* [Written exercise]: Make an exact copy of each entry, leaving out every picture.
## BEGIN Records provided
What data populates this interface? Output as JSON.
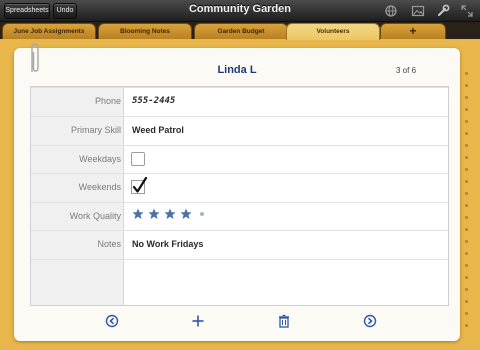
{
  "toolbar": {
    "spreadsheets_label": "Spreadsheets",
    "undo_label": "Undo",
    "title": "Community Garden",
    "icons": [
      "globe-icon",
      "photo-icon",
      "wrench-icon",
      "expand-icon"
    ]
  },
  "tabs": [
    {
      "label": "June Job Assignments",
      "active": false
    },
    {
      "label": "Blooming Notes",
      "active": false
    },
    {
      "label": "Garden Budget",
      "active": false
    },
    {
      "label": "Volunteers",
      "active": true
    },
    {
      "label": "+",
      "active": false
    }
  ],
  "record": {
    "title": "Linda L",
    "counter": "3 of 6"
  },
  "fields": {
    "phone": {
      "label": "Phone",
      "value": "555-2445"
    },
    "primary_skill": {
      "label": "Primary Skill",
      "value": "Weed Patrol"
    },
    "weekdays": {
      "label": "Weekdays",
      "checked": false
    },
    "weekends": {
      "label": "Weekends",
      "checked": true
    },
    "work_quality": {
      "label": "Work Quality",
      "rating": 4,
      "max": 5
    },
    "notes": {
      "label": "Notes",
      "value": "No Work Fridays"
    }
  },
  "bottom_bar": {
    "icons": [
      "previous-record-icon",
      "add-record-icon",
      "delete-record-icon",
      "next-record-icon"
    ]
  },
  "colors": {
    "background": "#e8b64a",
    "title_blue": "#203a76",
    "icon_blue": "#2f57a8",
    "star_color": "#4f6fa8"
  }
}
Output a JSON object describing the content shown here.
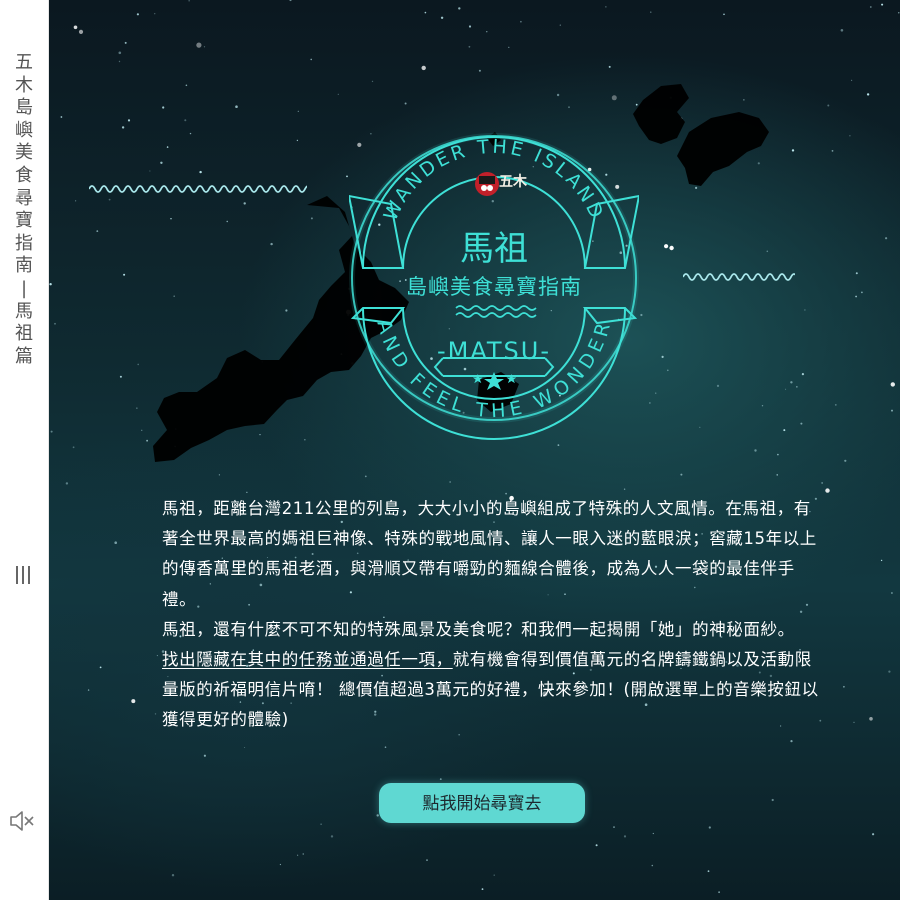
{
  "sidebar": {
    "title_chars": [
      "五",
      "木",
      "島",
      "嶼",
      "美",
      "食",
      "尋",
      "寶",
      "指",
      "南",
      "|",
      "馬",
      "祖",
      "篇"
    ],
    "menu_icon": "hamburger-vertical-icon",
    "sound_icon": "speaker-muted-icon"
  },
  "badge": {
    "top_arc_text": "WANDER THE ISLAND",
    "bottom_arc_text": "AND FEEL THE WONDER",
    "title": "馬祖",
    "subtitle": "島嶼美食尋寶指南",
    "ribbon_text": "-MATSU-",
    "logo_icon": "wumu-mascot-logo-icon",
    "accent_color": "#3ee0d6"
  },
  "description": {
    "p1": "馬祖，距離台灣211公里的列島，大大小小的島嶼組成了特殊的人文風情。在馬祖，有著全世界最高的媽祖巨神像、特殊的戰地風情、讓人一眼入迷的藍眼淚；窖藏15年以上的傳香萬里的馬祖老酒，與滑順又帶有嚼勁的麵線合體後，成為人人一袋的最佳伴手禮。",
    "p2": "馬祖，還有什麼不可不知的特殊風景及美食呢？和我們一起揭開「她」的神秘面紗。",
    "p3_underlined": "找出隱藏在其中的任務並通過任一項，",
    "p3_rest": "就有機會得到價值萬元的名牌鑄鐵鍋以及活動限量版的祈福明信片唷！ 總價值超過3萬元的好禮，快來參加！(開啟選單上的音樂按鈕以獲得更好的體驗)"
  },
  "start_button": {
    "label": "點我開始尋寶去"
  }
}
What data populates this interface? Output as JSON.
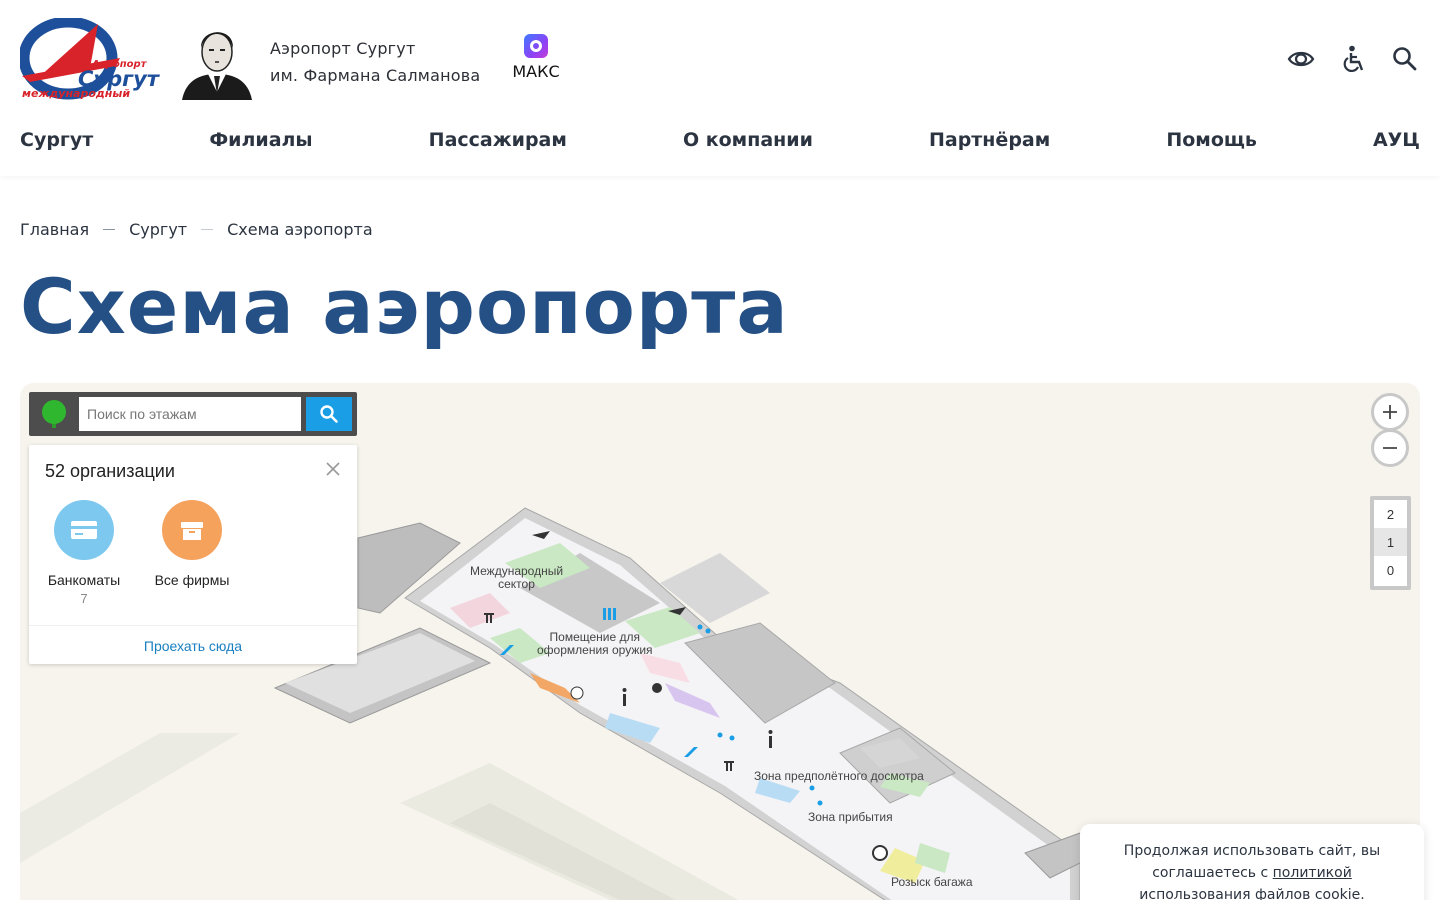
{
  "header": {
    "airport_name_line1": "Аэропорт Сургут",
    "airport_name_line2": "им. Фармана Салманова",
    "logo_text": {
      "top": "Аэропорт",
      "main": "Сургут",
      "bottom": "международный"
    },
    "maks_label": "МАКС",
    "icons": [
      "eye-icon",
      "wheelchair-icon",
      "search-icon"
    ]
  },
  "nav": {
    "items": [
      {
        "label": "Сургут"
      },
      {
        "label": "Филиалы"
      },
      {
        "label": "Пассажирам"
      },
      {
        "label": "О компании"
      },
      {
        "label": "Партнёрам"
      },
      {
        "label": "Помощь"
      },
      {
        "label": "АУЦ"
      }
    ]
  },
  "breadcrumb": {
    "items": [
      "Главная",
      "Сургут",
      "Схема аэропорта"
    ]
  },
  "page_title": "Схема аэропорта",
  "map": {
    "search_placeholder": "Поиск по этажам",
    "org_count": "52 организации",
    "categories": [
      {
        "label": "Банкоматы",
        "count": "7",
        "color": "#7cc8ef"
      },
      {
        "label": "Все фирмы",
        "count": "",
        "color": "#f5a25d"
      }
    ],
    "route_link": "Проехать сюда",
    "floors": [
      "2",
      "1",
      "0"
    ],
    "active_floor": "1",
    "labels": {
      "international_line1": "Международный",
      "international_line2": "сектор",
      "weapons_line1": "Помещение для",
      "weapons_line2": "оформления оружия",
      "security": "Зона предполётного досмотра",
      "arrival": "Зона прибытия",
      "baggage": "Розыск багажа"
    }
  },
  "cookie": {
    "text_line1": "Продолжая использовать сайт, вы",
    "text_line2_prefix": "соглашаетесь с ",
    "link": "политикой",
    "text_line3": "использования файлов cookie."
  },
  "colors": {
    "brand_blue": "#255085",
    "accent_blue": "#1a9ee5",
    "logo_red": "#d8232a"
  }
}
## END Records provided
* [Answer for the task]:
What data populates this interface? Output as JSON.
{
  "toolbar": {
    "spreadsheets_label": "Spreadsheets",
    "undo_label": "Undo",
    "title": "Community Garden",
    "icons": [
      "globe-icon",
      "photo-icon",
      "wrench-icon",
      "expand-icon"
    ]
  },
  "tabs": [
    {
      "label": "June Job Assignments",
      "active": false
    },
    {
      "label": "Blooming Notes",
      "active": false
    },
    {
      "label": "Garden Budget",
      "active": false
    },
    {
      "label": "Volunteers",
      "active": true
    },
    {
      "label": "+",
      "active": false
    }
  ],
  "record": {
    "title": "Linda L",
    "counter": "3 of 6"
  },
  "fields": {
    "phone": {
      "label": "Phone",
      "value": "555-2445"
    },
    "primary_skill": {
      "label": "Primary Skill",
      "value": "Weed Patrol"
    },
    "weekdays": {
      "label": "Weekdays",
      "checked": false
    },
    "weekends": {
      "label": "Weekends",
      "checked": true
    },
    "work_quality": {
      "label": "Work Quality",
      "rating": 4,
      "max": 5
    },
    "notes": {
      "label": "Notes",
      "value": "No Work Fridays"
    }
  },
  "bottom_bar": {
    "icons": [
      "previous-record-icon",
      "add-record-icon",
      "delete-record-icon",
      "next-record-icon"
    ]
  },
  "colors": {
    "background": "#e8b64a",
    "title_blue": "#203a76",
    "icon_blue": "#2f57a8",
    "star_color": "#4f6fa8"
  }
}
Output a JSON object describing the content shown here.
{
  "sidebar": {
    "title_chars": [
      "五",
      "木",
      "島",
      "嶼",
      "美",
      "食",
      "尋",
      "寶",
      "指",
      "南",
      "|",
      "馬",
      "祖",
      "篇"
    ],
    "menu_icon": "hamburger-vertical-icon",
    "sound_icon": "speaker-muted-icon"
  },
  "badge": {
    "top_arc_text": "WANDER THE ISLAND",
    "bottom_arc_text": "AND FEEL THE WONDER",
    "title": "馬祖",
    "subtitle": "島嶼美食尋寶指南",
    "ribbon_text": "-MATSU-",
    "logo_icon": "wumu-mascot-logo-icon",
    "accent_color": "#3ee0d6"
  },
  "description": {
    "p1": "馬祖，距離台灣211公里的列島，大大小小的島嶼組成了特殊的人文風情。在馬祖，有著全世界最高的媽祖巨神像、特殊的戰地風情、讓人一眼入迷的藍眼淚；窖藏15年以上的傳香萬里的馬祖老酒，與滑順又帶有嚼勁的麵線合體後，成為人人一袋的最佳伴手禮。",
    "p2": "馬祖，還有什麼不可不知的特殊風景及美食呢？和我們一起揭開「她」的神秘面紗。",
    "p3_underlined": "找出隱藏在其中的任務並通過任一項，",
    "p3_rest": "就有機會得到價值萬元的名牌鑄鐵鍋以及活動限量版的祈福明信片唷！ 總價值超過3萬元的好禮，快來參加！(開啟選單上的音樂按鈕以獲得更好的體驗)"
  },
  "start_button": {
    "label": "點我開始尋寶去"
  }
}
What data populates this interface? Output as JSON.
{
  "header": {
    "airport_name_line1": "Аэропорт Сургут",
    "airport_name_line2": "им. Фармана Салманова",
    "logo_text": {
      "top": "Аэропорт",
      "main": "Сургут",
      "bottom": "международный"
    },
    "maks_label": "МАКС",
    "icons": [
      "eye-icon",
      "wheelchair-icon",
      "search-icon"
    ]
  },
  "nav": {
    "items": [
      {
        "label": "Сургут"
      },
      {
        "label": "Филиалы"
      },
      {
        "label": "Пассажирам"
      },
      {
        "label": "О компании"
      },
      {
        "label": "Партнёрам"
      },
      {
        "label": "Помощь"
      },
      {
        "label": "АУЦ"
      }
    ]
  },
  "breadcrumb": {
    "items": [
      "Главная",
      "Сургут",
      "Схема аэропорта"
    ]
  },
  "page_title": "Схема аэропорта",
  "map": {
    "search_placeholder": "Поиск по этажам",
    "org_count": "52 организации",
    "categories": [
      {
        "label": "Банкоматы",
        "count": "7",
        "color": "#7cc8ef"
      },
      {
        "label": "Все фирмы",
        "count": "",
        "color": "#f5a25d"
      }
    ],
    "route_link": "Проехать сюда",
    "floors": [
      "2",
      "1",
      "0"
    ],
    "active_floor": "1",
    "labels": {
      "international_line1": "Международный",
      "international_line2": "сектор",
      "weapons_line1": "Помещение для",
      "weapons_line2": "оформления оружия",
      "security": "Зона предполётного досмотра",
      "arrival": "Зона прибытия",
      "baggage": "Розыск багажа"
    }
  },
  "cookie": {
    "text_line1": "Продолжая использовать сайт, вы",
    "text_line2_prefix": "соглашаетесь с ",
    "link": "политикой",
    "text_line3": "использования файлов cookie."
  },
  "colors": {
    "brand_blue": "#255085",
    "accent_blue": "#1a9ee5",
    "logo_red": "#d8232a"
  }
}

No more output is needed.